**TO BE DONE**
From the records below, copy out verbatim the part that opens with the line containing "Bar — [86, 110, 140, 112]" and closes with the line containing "Bar — [86, 186, 140, 188]", including both of those lines.

**Listings of elements and boxes**
* begin *

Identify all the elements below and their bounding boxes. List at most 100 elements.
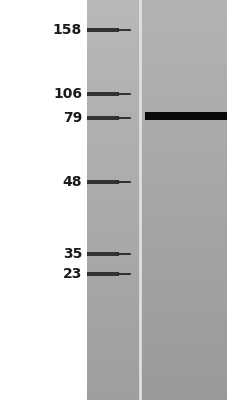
Bar — [86, 110, 140, 112]
Bar — [140, 104, 227, 106]
Bar — [86, 394, 140, 396]
Bar — [86, 150, 140, 152]
Bar — [140, 242, 227, 244]
Bar — [86, 24, 140, 26]
Bar — [140, 122, 227, 124]
Bar — [140, 240, 227, 242]
Bar — [140, 292, 227, 294]
Bar — [140, 390, 227, 392]
Bar — [140, 208, 227, 210]
Bar — [86, 186, 140, 188]
Bar — [86, 88, 140, 90]
Bar — [86, 318, 140, 320]
Bar — [86, 118, 140, 120]
Bar — [86, 242, 140, 244]
Bar — [140, 354, 227, 356]
Bar — [86, 116, 118, 120]
Bar — [140, 284, 227, 286]
Bar — [144, 112, 146, 120]
Bar — [86, 302, 140, 304]
Bar — [140, 150, 227, 152]
Bar — [86, 254, 140, 256]
Bar — [140, 46, 227, 48]
Bar — [140, 126, 227, 128]
Bar — [86, 376, 140, 378]
Bar — [144, 112, 146, 120]
Bar — [86, 230, 140, 232]
Bar — [140, 266, 227, 268]
Bar — [140, 268, 227, 270]
Bar — [140, 148, 227, 150]
Bar — [140, 158, 227, 160]
Bar — [86, 248, 140, 250]
Bar — [140, 72, 227, 74]
Text: 79: 79 — [63, 111, 82, 125]
Bar — [140, 28, 227, 30]
Bar — [86, 92, 140, 94]
Bar — [86, 188, 140, 190]
Bar — [86, 382, 140, 384]
Bar — [86, 108, 140, 110]
Bar — [86, 28, 140, 30]
Bar — [140, 108, 227, 110]
Bar — [140, 192, 227, 194]
Bar — [140, 326, 227, 328]
Bar — [140, 162, 227, 164]
Bar — [86, 366, 140, 368]
Bar — [86, 350, 140, 352]
Bar — [144, 112, 146, 120]
Bar — [144, 112, 146, 120]
Bar — [86, 124, 140, 126]
Bar — [86, 232, 140, 234]
Bar — [140, 396, 227, 398]
Bar — [86, 330, 140, 332]
Bar — [140, 130, 227, 132]
Bar — [86, 210, 140, 212]
Bar — [140, 370, 227, 372]
Bar — [140, 338, 227, 340]
Bar — [144, 112, 146, 120]
Bar — [140, 194, 227, 196]
Bar — [86, 80, 140, 82]
Bar — [86, 46, 140, 48]
Bar — [86, 374, 140, 376]
Bar — [140, 6, 227, 8]
Bar — [144, 112, 146, 120]
Bar — [140, 312, 227, 314]
Bar — [86, 50, 140, 52]
Bar — [144, 112, 146, 120]
Bar — [86, 6, 140, 8]
Bar — [144, 112, 146, 120]
Bar — [140, 388, 227, 390]
Bar — [86, 274, 140, 276]
Bar — [86, 356, 140, 358]
Bar — [86, 64, 140, 66]
Bar — [86, 258, 140, 260]
Bar — [140, 170, 227, 172]
Bar — [140, 228, 227, 230]
Bar — [140, 252, 227, 254]
Bar — [140, 44, 227, 46]
Bar — [144, 112, 146, 120]
Bar — [86, 138, 140, 140]
Bar — [140, 270, 227, 272]
Bar — [140, 48, 227, 50]
Bar — [86, 312, 140, 314]
Bar — [140, 40, 227, 42]
Bar — [144, 112, 146, 120]
Bar — [86, 4, 140, 6]
Bar — [86, 156, 140, 158]
Bar — [140, 78, 227, 80]
Bar — [140, 258, 227, 260]
Bar — [146, 112, 227, 120]
Bar — [140, 230, 227, 232]
Bar — [140, 0, 227, 2]
Bar — [86, 396, 140, 398]
Bar — [140, 22, 227, 24]
Bar — [140, 198, 227, 200]
Bar — [86, 220, 140, 222]
Bar — [86, 196, 140, 198]
Bar — [140, 16, 227, 18]
Bar — [140, 12, 227, 14]
Bar — [86, 388, 140, 390]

* end *

**OUTPUT BELOW**
Bar — [86, 110, 140, 112]
Bar — [140, 104, 227, 106]
Bar — [86, 394, 140, 396]
Bar — [86, 150, 140, 152]
Bar — [140, 242, 227, 244]
Bar — [86, 24, 140, 26]
Bar — [140, 122, 227, 124]
Bar — [140, 240, 227, 242]
Bar — [140, 292, 227, 294]
Bar — [140, 390, 227, 392]
Bar — [140, 208, 227, 210]
Bar — [86, 186, 140, 188]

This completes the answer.